## WHAT IS BEING ASKED
Restate every line of the material, word for word.

--- Begin THE INPUT ---

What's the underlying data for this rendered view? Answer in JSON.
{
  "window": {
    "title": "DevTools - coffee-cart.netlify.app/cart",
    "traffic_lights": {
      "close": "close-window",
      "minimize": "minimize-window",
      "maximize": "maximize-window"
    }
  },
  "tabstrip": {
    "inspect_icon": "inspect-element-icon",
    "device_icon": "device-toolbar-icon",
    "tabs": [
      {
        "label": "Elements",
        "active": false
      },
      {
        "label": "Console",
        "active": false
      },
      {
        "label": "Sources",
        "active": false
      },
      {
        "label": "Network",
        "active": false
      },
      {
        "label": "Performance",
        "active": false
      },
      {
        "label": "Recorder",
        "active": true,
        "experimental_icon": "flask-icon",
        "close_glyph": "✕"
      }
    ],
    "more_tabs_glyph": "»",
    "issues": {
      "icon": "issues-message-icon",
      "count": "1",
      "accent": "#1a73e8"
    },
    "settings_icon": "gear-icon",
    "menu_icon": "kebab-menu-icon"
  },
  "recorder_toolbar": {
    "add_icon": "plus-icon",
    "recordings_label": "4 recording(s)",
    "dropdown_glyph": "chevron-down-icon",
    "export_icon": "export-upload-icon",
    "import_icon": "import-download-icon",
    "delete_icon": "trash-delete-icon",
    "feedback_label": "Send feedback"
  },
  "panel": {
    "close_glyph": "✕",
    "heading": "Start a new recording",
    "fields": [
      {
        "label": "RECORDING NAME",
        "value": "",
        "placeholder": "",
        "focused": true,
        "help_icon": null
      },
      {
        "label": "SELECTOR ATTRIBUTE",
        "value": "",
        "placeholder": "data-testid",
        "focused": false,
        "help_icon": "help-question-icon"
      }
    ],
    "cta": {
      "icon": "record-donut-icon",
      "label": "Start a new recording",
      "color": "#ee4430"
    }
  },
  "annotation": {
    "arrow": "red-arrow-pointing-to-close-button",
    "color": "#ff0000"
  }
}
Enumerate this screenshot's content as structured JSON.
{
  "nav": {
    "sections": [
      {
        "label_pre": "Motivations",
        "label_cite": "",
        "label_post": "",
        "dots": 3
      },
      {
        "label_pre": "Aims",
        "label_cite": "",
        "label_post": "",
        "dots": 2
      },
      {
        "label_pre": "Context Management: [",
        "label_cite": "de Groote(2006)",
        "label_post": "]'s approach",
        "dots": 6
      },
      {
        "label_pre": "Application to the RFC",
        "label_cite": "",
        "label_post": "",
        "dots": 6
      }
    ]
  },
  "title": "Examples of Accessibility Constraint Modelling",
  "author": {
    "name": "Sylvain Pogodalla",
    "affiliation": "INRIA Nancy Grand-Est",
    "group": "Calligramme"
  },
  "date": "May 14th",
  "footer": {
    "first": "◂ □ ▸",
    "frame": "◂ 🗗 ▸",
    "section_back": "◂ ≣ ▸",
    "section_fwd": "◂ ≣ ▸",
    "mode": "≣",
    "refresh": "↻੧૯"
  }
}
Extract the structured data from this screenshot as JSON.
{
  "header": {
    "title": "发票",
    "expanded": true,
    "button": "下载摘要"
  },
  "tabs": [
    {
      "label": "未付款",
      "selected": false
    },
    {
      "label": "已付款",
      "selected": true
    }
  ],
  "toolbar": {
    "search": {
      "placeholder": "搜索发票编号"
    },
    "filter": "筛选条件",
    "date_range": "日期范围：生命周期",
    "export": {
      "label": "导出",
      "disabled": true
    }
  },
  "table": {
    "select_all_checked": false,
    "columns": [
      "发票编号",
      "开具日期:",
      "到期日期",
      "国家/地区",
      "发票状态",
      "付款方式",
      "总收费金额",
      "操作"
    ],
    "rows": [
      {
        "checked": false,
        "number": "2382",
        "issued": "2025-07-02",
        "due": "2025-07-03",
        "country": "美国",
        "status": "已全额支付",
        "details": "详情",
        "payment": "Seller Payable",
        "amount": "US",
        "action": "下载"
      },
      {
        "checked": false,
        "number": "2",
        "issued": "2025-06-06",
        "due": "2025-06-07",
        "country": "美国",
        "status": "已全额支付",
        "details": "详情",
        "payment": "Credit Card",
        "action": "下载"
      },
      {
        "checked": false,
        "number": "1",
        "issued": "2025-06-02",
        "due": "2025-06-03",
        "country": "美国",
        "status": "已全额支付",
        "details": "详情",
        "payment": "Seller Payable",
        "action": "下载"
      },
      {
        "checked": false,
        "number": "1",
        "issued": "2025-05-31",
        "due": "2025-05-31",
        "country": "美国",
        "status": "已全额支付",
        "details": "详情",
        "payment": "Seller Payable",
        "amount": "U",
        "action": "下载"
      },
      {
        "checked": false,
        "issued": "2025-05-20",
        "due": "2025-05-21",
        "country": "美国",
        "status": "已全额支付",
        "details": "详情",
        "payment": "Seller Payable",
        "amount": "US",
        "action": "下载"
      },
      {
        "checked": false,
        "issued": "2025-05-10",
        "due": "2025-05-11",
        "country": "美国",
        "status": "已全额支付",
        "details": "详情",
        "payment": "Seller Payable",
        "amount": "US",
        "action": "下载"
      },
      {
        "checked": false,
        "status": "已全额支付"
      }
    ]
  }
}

--- End THE INPUT ---

## WRITTEN RESPONSE
What's the underlying data for this rendered view? Answer in JSON.
{
  "window": {
    "title": "DevTools - coffee-cart.netlify.app/cart",
    "traffic_lights": {
      "close": "close-window",
      "minimize": "minimize-window",
      "maximize": "maximize-window"
    }
  },
  "tabstrip": {
    "inspect_icon": "inspect-element-icon",
    "device_icon": "device-toolbar-icon",
    "tabs": [
      {
        "label": "Elements",
        "active": false
      },
      {
        "label": "Console",
        "active": false
      },
      {
        "label": "Sources",
        "active": false
      },
      {
        "label": "Network",
        "active": false
      },
      {
        "label": "Performance",
        "active": false
      },
      {
        "label": "Recorder",
        "active": true,
        "experimental_icon": "flask-icon",
        "close_glyph": "✕"
      }
    ],
    "more_tabs_glyph": "»",
    "issues": {
      "icon": "issues-message-icon",
      "count": "1",
      "accent": "#1a73e8"
    },
    "settings_icon": "gear-icon",
    "menu_icon": "kebab-menu-icon"
  },
  "recorder_toolbar": {
    "add_icon": "plus-icon",
    "recordings_label": "4 recording(s)",
    "dropdown_glyph": "chevron-down-icon",
    "export_icon": "export-upload-icon",
    "import_icon": "import-download-icon",
    "delete_icon": "trash-delete-icon",
    "feedback_label": "Send feedback"
  },
  "panel": {
    "close_glyph": "✕",
    "heading": "Start a new recording",
    "fields": [
      {
        "label": "RECORDING NAME",
        "value": "",
        "placeholder": "",
        "focused": true,
        "help_icon": null
      },
      {
        "label": "SELECTOR ATTRIBUTE",
        "value": "",
        "placeholder": "data-testid",
        "focused": false,
        "help_icon": "help-question-icon"
      }
    ],
    "cta": {
      "icon": "record-donut-icon",
      "label": "Start a new recording",
      "color": "#ee4430"
    }
  },
  "annotation": {
    "arrow": "red-arrow-pointing-to-close-button",
    "color": "#ff0000"
  }
}
Enumerate this screenshot's content as structured JSON.
{
  "nav": {
    "sections": [
      {
        "label_pre": "Motivations",
        "label_cite": "",
        "label_post": "",
        "dots": 3
      },
      {
        "label_pre": "Aims",
        "label_cite": "",
        "label_post": "",
        "dots": 2
      },
      {
        "label_pre": "Context Management: [",
        "label_cite": "de Groote(2006)",
        "label_post": "]'s approach",
        "dots": 6
      },
      {
        "label_pre": "Application to the RFC",
        "label_cite": "",
        "label_post": "",
        "dots": 6
      }
    ]
  },
  "title": "Examples of Accessibility Constraint Modelling",
  "author": {
    "name": "Sylvain Pogodalla",
    "affiliation": "INRIA Nancy Grand-Est",
    "group": "Calligramme"
  },
  "date": "May 14th",
  "footer": {
    "first": "◂ □ ▸",
    "frame": "◂ 🗗 ▸",
    "section_back": "◂ ≣ ▸",
    "section_fwd": "◂ ≣ ▸",
    "mode": "≣",
    "refresh": "↻੧૯"
  }
}
Extract the structured data from this screenshot as JSON.
{
  "header": {
    "title": "发票",
    "expanded": true,
    "button": "下载摘要"
  },
  "tabs": [
    {
      "label": "未付款",
      "selected": false
    },
    {
      "label": "已付款",
      "selected": true
    }
  ],
  "toolbar": {
    "search": {
      "placeholder": "搜索发票编号"
    },
    "filter": "筛选条件",
    "date_range": "日期范围：生命周期",
    "export": {
      "label": "导出",
      "disabled": true
    }
  },
  "table": {
    "select_all_checked": false,
    "columns": [
      "发票编号",
      "开具日期:",
      "到期日期",
      "国家/地区",
      "发票状态",
      "付款方式",
      "总收费金额",
      "操作"
    ],
    "rows": [
      {
        "checked": false,
        "number": "2382",
        "issued": "2025-07-02",
        "due": "2025-07-03",
        "country": "美国",
        "status": "已全额支付",
        "details": "详情",
        "payment": "Seller Payable",
        "amount": "US",
        "action": "下载"
      },
      {
        "checked": false,
        "number": "2",
        "issued": "2025-06-06",
        "due": "2025-06-07",
        "country": "美国",
        "status": "已全额支付",
        "details": "详情",
        "payment": "Credit Card",
        "action": "下载"
      },
      {
        "checked": false,
        "number": "1",
        "issued": "2025-06-02",
        "due": "2025-06-03",
        "country": "美国",
        "status": "已全额支付",
        "details": "详情",
        "payment": "Seller Payable",
        "action": "下载"
      },
      {
        "checked": false,
        "number": "1",
        "issued": "2025-05-31",
        "due": "2025-05-31",
        "country": "美国",
        "status": "已全额支付",
        "details": "详情",
        "payment": "Seller Payable",
        "amount": "U",
        "action": "下载"
      },
      {
        "checked": false,
        "issued": "2025-05-20",
        "due": "2025-05-21",
        "country": "美国",
        "status": "已全额支付",
        "details": "详情",
        "payment": "Seller Payable",
        "amount": "US",
        "action": "下载"
      },
      {
        "checked": false,
        "issued": "2025-05-10",
        "due": "2025-05-11",
        "country": "美国",
        "status": "已全额支付",
        "details": "详情",
        "payment": "Seller Payable",
        "amount": "US",
        "action": "下载"
      },
      {
        "checked": false,
        "status": "已全额支付"
      }
    ]
  }
}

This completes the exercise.